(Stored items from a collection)
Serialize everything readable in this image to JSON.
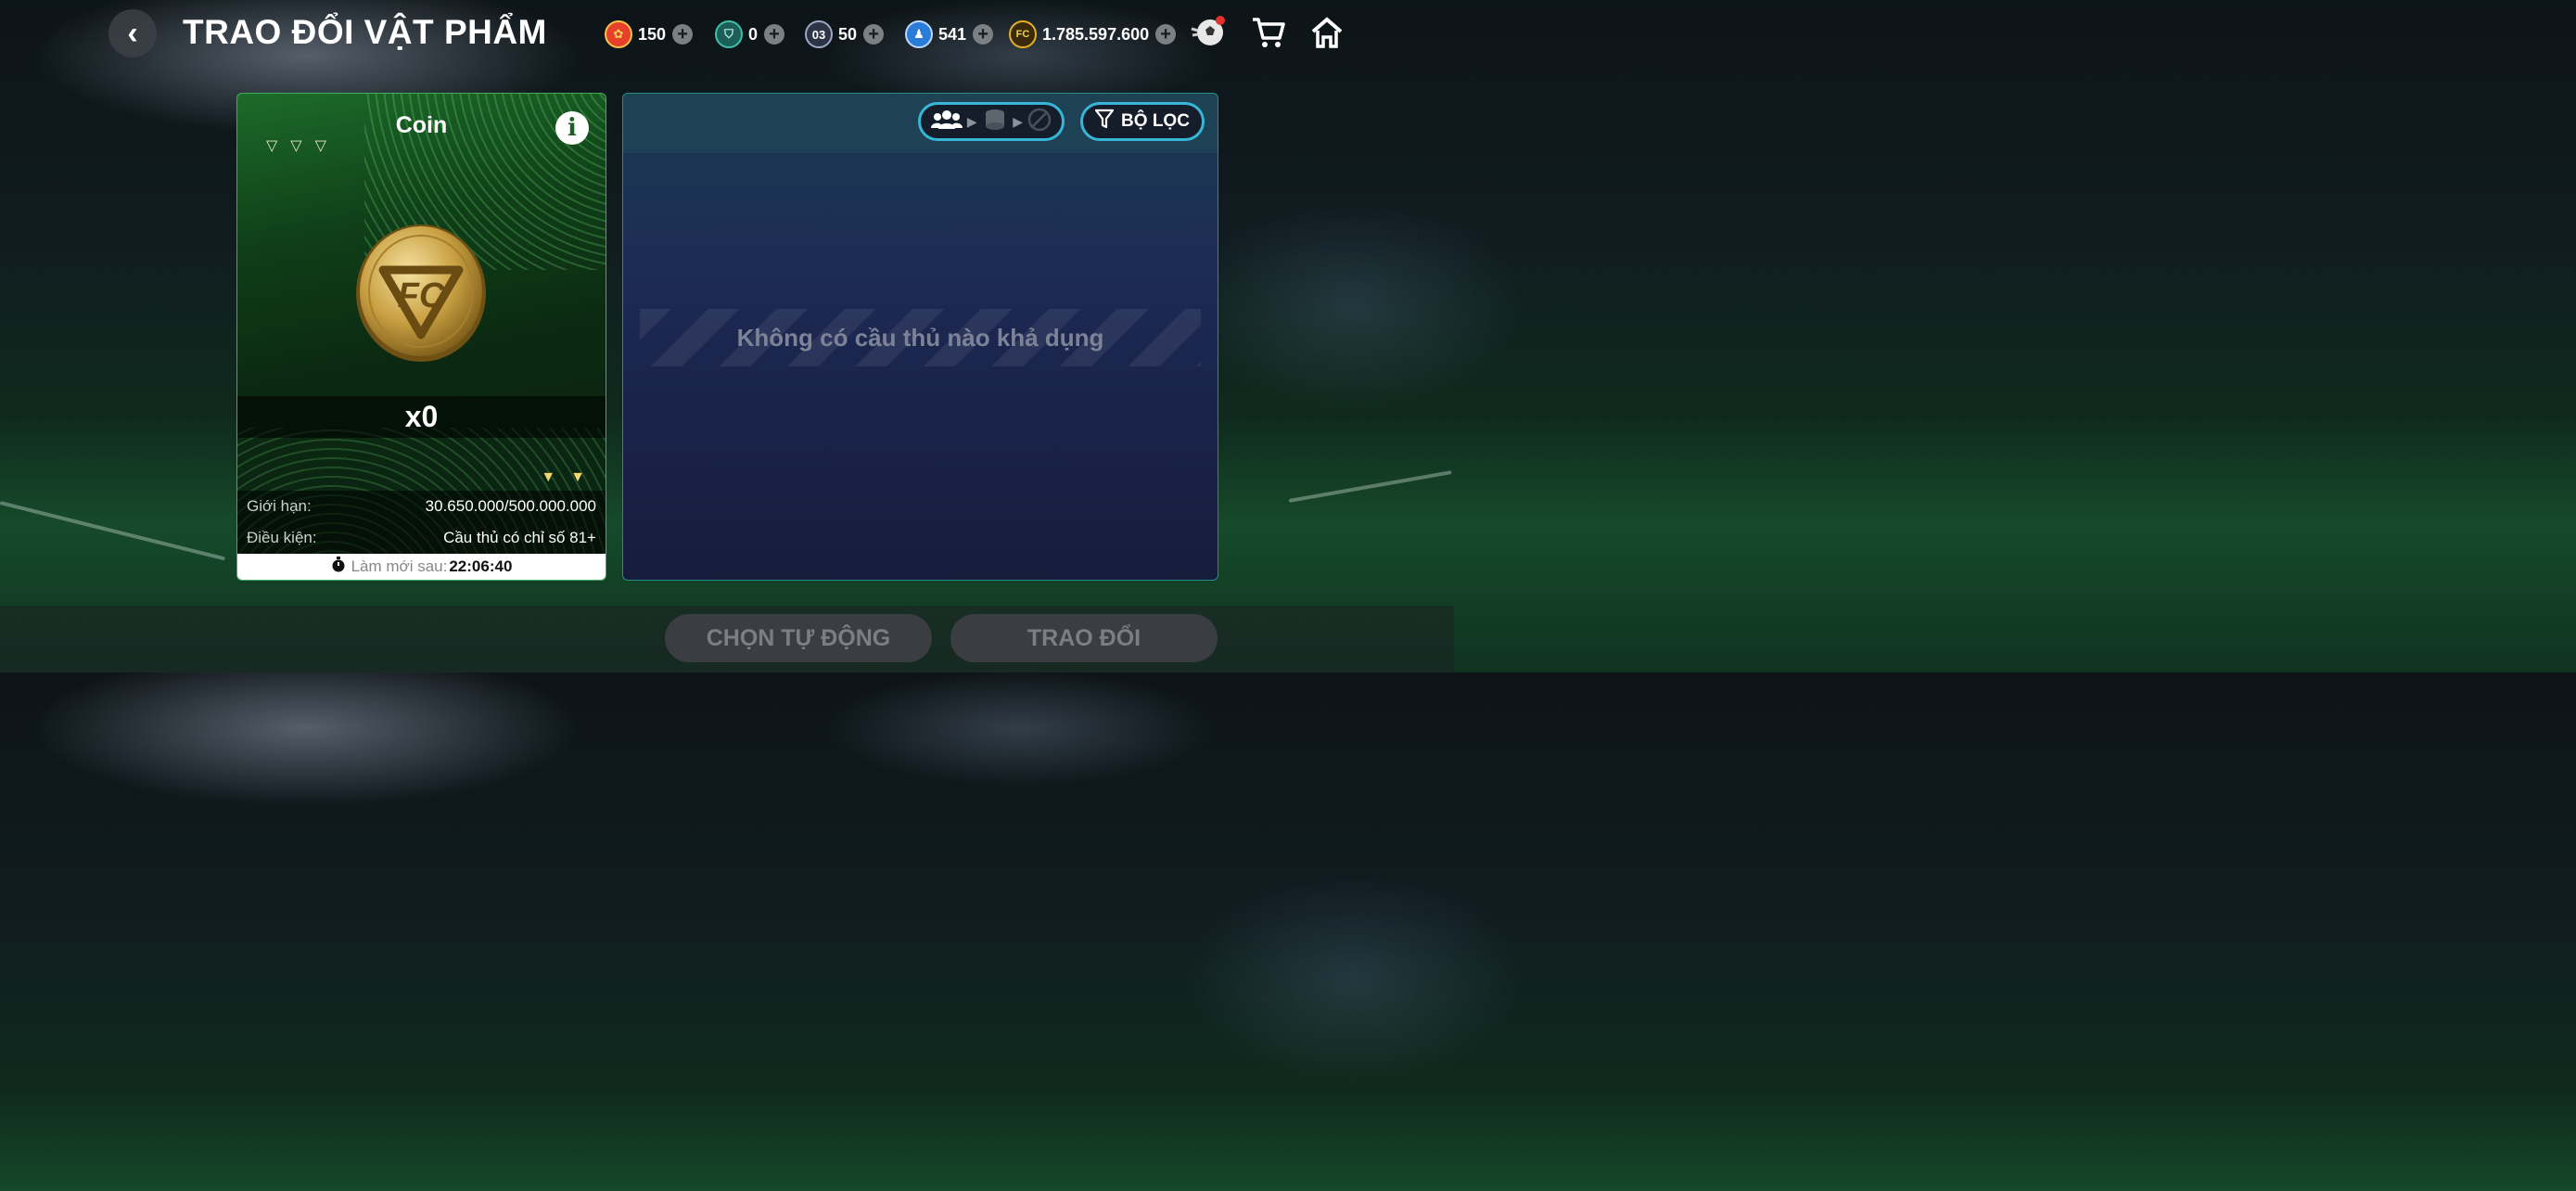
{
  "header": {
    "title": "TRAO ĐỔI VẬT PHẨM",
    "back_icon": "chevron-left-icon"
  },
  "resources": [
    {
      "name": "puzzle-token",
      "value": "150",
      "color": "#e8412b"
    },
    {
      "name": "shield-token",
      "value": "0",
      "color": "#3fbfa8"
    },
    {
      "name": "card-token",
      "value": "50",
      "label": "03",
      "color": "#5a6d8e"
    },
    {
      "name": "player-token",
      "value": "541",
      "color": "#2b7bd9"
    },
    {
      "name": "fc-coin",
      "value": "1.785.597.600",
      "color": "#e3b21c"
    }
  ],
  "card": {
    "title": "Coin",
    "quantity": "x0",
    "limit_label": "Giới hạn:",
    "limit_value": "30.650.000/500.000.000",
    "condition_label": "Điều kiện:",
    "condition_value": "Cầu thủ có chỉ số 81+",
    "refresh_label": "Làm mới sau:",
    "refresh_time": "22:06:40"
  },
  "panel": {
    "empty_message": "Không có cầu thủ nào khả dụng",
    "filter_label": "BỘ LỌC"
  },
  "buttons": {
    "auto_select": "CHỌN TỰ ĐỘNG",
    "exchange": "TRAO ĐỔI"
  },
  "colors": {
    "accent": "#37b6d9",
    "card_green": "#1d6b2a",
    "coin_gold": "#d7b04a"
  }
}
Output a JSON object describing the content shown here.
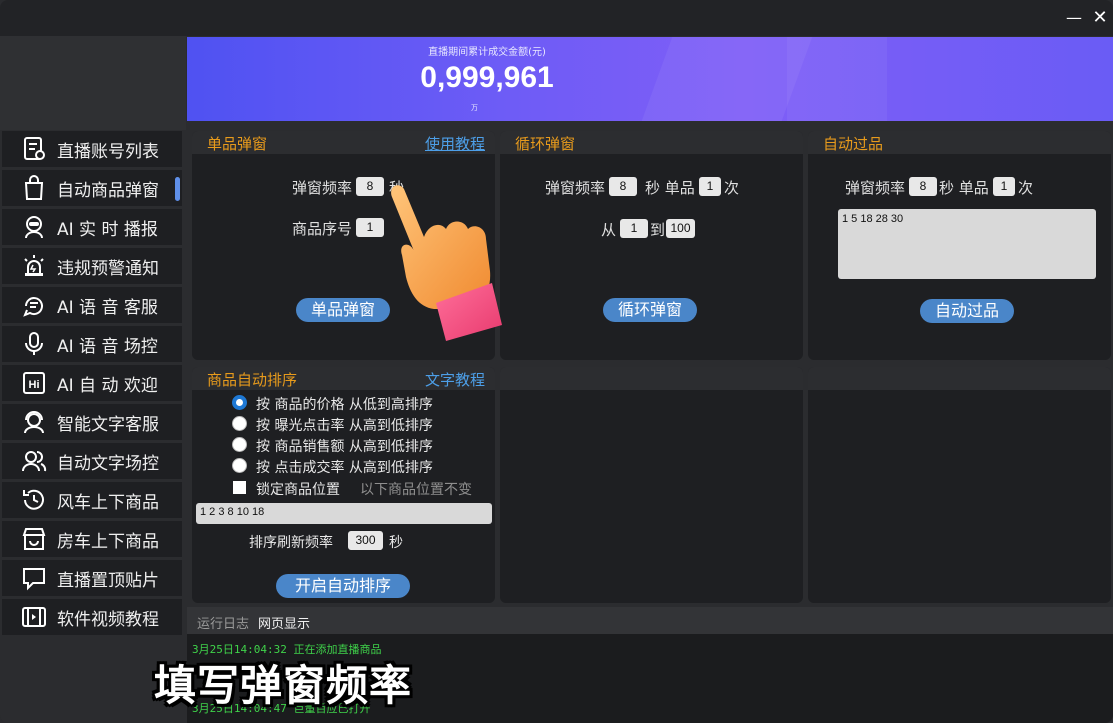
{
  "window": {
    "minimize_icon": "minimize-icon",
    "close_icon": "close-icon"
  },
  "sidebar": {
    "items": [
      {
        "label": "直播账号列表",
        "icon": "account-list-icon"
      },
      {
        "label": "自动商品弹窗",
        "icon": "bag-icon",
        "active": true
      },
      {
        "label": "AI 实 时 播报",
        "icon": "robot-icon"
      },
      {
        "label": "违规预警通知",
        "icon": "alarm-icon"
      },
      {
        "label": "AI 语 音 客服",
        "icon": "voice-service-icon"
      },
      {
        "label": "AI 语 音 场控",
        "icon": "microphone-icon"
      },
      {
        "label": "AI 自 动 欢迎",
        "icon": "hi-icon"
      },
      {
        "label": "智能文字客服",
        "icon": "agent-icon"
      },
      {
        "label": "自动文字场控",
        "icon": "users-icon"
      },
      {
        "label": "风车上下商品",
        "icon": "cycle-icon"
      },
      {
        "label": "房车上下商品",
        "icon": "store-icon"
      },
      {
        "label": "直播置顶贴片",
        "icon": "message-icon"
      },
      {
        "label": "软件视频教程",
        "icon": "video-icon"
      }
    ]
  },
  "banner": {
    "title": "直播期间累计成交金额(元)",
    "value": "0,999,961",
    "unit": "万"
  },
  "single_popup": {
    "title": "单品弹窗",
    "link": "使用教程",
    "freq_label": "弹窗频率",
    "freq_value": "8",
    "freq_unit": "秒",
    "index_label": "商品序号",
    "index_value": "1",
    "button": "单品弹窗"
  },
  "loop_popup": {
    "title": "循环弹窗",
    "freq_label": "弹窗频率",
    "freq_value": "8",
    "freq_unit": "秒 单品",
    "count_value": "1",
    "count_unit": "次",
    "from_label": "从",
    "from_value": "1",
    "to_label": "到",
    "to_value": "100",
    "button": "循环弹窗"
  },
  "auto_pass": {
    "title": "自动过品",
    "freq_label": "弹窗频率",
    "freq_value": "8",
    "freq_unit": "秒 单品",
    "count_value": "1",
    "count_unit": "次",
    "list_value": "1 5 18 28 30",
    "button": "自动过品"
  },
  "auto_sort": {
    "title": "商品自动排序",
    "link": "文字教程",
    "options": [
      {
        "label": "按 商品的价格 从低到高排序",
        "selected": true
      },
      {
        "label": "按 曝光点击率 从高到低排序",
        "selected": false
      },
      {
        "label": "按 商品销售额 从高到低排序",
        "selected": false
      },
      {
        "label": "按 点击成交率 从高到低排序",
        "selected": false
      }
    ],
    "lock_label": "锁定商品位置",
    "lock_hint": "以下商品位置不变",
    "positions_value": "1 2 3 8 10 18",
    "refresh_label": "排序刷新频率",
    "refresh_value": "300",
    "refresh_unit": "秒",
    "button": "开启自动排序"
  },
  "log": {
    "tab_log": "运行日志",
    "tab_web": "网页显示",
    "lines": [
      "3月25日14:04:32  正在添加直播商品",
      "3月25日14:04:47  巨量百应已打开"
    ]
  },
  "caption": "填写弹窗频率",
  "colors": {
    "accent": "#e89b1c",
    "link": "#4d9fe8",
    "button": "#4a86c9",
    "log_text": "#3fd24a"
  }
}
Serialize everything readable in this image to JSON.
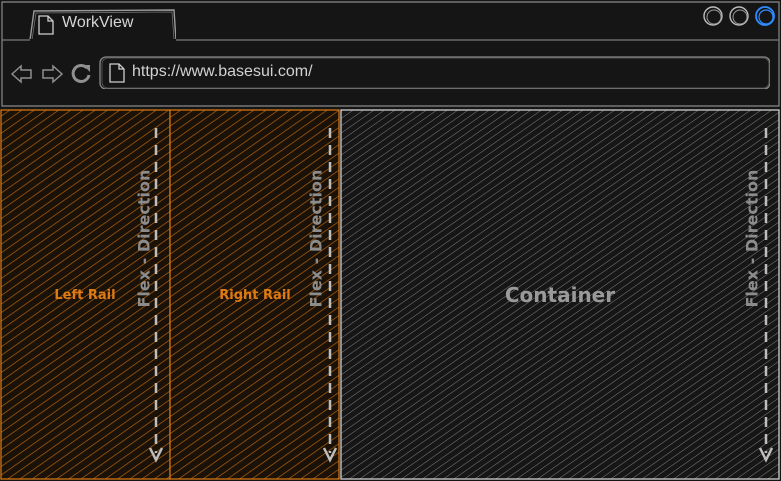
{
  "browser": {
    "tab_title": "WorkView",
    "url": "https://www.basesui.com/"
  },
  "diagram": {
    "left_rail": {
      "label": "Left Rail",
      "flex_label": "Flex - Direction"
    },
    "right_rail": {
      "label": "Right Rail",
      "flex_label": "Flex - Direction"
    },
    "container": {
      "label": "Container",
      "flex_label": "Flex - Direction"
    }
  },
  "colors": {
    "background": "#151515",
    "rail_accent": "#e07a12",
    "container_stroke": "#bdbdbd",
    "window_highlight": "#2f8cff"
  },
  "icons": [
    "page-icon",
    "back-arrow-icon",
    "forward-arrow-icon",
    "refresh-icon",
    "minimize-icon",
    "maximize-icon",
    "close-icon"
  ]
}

- [What you need to do]: Collect every line above that contains the word "minimize".

- [Correct result]:
    "minimize_icon": "minimize-icon",
    "minimize-icon",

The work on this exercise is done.